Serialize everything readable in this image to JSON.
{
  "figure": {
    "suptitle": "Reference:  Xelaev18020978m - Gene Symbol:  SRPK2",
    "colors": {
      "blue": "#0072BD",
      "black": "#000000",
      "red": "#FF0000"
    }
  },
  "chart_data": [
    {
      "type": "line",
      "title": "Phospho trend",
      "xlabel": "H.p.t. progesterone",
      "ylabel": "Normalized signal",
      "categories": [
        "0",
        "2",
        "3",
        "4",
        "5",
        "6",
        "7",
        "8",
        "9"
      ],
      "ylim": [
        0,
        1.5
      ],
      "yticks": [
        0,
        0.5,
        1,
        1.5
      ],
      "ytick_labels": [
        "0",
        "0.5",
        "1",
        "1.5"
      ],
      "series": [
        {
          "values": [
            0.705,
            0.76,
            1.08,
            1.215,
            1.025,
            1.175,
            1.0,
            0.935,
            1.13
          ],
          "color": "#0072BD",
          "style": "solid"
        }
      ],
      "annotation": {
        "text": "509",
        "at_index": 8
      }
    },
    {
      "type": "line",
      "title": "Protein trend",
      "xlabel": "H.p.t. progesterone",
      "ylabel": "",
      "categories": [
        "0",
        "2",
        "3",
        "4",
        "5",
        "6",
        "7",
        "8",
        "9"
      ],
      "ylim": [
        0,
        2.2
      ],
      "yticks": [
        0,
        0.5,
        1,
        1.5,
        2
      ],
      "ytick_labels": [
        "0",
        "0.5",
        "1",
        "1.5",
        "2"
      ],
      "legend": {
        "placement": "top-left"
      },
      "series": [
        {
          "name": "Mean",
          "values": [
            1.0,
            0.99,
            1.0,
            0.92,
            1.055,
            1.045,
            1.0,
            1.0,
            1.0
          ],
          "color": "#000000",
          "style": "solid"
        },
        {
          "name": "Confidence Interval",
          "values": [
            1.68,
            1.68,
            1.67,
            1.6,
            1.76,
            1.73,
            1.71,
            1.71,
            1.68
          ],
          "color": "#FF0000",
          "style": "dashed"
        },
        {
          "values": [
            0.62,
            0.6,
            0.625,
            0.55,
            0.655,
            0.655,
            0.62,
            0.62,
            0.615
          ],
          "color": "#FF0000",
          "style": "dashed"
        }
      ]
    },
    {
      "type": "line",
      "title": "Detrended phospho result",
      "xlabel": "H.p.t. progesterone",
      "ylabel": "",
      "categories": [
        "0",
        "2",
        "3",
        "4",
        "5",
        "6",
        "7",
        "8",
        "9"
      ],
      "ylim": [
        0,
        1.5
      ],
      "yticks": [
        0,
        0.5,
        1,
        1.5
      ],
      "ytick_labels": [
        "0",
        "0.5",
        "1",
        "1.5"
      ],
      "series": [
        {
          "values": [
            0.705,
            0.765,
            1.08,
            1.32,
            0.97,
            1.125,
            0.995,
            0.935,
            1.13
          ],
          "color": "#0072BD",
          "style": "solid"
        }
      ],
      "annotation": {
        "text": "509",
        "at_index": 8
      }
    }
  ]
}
+ + + + +
* Task details: Make an exact transcription of the entries above.

* Exercise answer:
Serialize everything readable in this image to JSON.
{
  "figure": {
    "suptitle": "Reference:  Xelaev18020978m - Gene Symbol:  SRPK2",
    "colors": {
      "blue": "#0072BD",
      "black": "#000000",
      "red": "#FF0000"
    }
  },
  "chart_data": [
    {
      "type": "line",
      "title": "Phospho trend",
      "xlabel": "H.p.t. progesterone",
      "ylabel": "Normalized signal",
      "categories": [
        "0",
        "2",
        "3",
        "4",
        "5",
        "6",
        "7",
        "8",
        "9"
      ],
      "ylim": [
        0,
        1.5
      ],
      "yticks": [
        0,
        0.5,
        1,
        1.5
      ],
      "ytick_labels": [
        "0",
        "0.5",
        "1",
        "1.5"
      ],
      "series": [
        {
          "values": [
            0.705,
            0.76,
            1.08,
            1.215,
            1.025,
            1.175,
            1.0,
            0.935,
            1.13
          ],
          "color": "#0072BD",
          "style": "solid"
        }
      ],
      "annotation": {
        "text": "509",
        "at_index": 8
      }
    },
    {
      "type": "line",
      "title": "Protein trend",
      "xlabel": "H.p.t. progesterone",
      "ylabel": "",
      "categories": [
        "0",
        "2",
        "3",
        "4",
        "5",
        "6",
        "7",
        "8",
        "9"
      ],
      "ylim": [
        0,
        2.2
      ],
      "yticks": [
        0,
        0.5,
        1,
        1.5,
        2
      ],
      "ytick_labels": [
        "0",
        "0.5",
        "1",
        "1.5",
        "2"
      ],
      "legend": {
        "placement": "top-left"
      },
      "series": [
        {
          "name": "Mean",
          "values": [
            1.0,
            0.99,
            1.0,
            0.92,
            1.055,
            1.045,
            1.0,
            1.0,
            1.0
          ],
          "color": "#000000",
          "style": "solid"
        },
        {
          "name": "Confidence Interval",
          "values": [
            1.68,
            1.68,
            1.67,
            1.6,
            1.76,
            1.73,
            1.71,
            1.71,
            1.68
          ],
          "color": "#FF0000",
          "style": "dashed"
        },
        {
          "values": [
            0.62,
            0.6,
            0.625,
            0.55,
            0.655,
            0.655,
            0.62,
            0.62,
            0.615
          ],
          "color": "#FF0000",
          "style": "dashed"
        }
      ]
    },
    {
      "type": "line",
      "title": "Detrended phospho result",
      "xlabel": "H.p.t. progesterone",
      "ylabel": "",
      "categories": [
        "0",
        "2",
        "3",
        "4",
        "5",
        "6",
        "7",
        "8",
        "9"
      ],
      "ylim": [
        0,
        1.5
      ],
      "yticks": [
        0,
        0.5,
        1,
        1.5
      ],
      "ytick_labels": [
        "0",
        "0.5",
        "1",
        "1.5"
      ],
      "series": [
        {
          "values": [
            0.705,
            0.765,
            1.08,
            1.32,
            0.97,
            1.125,
            0.995,
            0.935,
            1.13
          ],
          "color": "#0072BD",
          "style": "solid"
        }
      ],
      "annotation": {
        "text": "509",
        "at_index": 8
      }
    }
  ]
}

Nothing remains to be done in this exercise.